Work out how many lines of the data hold the string "直线与直线的位置关系", and reply with that number alone.
Start Material for this exercise
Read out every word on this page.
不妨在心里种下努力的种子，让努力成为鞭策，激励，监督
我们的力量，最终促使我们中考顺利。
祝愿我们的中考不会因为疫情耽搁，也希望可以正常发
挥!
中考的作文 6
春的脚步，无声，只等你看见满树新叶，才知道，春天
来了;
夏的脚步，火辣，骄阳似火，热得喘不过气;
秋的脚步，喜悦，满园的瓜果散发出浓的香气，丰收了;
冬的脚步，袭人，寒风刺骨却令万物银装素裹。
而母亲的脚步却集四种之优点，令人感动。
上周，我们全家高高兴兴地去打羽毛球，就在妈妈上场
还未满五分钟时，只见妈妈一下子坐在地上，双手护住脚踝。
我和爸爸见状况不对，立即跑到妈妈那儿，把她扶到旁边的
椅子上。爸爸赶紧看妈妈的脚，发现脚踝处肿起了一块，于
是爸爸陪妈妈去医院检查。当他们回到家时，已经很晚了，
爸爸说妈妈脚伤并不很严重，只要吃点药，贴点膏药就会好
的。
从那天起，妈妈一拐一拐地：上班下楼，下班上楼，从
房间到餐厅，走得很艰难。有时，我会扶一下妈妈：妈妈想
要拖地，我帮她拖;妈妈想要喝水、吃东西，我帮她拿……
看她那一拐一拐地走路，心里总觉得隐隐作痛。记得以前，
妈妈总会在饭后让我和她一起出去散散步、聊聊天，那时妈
End Material for this exercise
Start Material for this exercise
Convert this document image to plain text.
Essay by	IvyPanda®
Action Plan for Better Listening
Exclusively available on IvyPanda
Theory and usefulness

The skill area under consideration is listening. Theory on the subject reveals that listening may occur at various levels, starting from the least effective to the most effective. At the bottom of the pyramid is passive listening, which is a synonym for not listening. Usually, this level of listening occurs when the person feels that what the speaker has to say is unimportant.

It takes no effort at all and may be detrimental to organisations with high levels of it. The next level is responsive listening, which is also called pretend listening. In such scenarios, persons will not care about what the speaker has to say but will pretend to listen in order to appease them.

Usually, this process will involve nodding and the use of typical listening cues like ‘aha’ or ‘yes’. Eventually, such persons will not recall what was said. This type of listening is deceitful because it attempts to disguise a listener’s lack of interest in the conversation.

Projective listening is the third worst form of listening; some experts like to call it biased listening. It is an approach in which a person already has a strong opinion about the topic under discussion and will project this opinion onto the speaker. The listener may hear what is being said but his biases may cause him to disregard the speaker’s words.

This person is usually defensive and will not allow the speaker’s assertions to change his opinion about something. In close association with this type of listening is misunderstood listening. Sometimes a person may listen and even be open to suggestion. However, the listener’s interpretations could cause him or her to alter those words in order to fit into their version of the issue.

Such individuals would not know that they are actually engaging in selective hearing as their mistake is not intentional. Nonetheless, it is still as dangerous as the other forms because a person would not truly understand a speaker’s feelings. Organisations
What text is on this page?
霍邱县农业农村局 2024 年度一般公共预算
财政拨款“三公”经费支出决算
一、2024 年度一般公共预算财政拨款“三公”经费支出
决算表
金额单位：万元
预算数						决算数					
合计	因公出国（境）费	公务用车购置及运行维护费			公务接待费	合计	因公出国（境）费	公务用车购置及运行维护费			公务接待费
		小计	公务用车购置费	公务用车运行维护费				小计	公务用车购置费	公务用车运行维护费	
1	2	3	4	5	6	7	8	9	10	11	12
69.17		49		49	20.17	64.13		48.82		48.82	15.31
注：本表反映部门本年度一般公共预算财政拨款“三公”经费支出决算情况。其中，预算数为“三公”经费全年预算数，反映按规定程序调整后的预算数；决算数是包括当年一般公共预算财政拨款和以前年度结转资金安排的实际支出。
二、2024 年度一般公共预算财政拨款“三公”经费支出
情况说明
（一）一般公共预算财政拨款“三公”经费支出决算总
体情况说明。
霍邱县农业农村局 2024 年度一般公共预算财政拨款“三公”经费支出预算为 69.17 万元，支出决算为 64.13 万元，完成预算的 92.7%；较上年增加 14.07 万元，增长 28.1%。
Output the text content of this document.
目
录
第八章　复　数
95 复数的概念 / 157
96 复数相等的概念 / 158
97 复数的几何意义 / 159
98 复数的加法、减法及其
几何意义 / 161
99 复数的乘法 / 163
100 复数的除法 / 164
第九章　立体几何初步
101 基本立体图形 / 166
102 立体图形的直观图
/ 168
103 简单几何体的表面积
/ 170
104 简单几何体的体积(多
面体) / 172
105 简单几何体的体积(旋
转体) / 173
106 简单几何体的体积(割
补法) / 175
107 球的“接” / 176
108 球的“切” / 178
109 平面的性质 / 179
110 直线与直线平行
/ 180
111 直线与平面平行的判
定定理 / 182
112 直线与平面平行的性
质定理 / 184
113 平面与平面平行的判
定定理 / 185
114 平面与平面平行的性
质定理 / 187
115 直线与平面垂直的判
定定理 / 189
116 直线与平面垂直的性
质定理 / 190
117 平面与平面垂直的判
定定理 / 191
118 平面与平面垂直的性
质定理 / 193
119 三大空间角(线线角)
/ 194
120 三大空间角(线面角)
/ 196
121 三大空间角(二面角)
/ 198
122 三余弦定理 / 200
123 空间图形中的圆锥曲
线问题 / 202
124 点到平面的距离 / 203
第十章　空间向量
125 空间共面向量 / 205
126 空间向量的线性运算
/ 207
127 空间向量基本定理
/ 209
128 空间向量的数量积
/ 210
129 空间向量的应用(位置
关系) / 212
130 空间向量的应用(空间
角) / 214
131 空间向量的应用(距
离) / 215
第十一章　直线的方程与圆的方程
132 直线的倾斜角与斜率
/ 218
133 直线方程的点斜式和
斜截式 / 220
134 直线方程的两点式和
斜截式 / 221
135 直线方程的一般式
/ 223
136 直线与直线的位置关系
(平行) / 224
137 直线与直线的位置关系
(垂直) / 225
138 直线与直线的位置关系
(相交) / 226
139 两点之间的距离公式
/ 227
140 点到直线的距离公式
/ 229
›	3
End Material for this exercise
# [Task solution]
3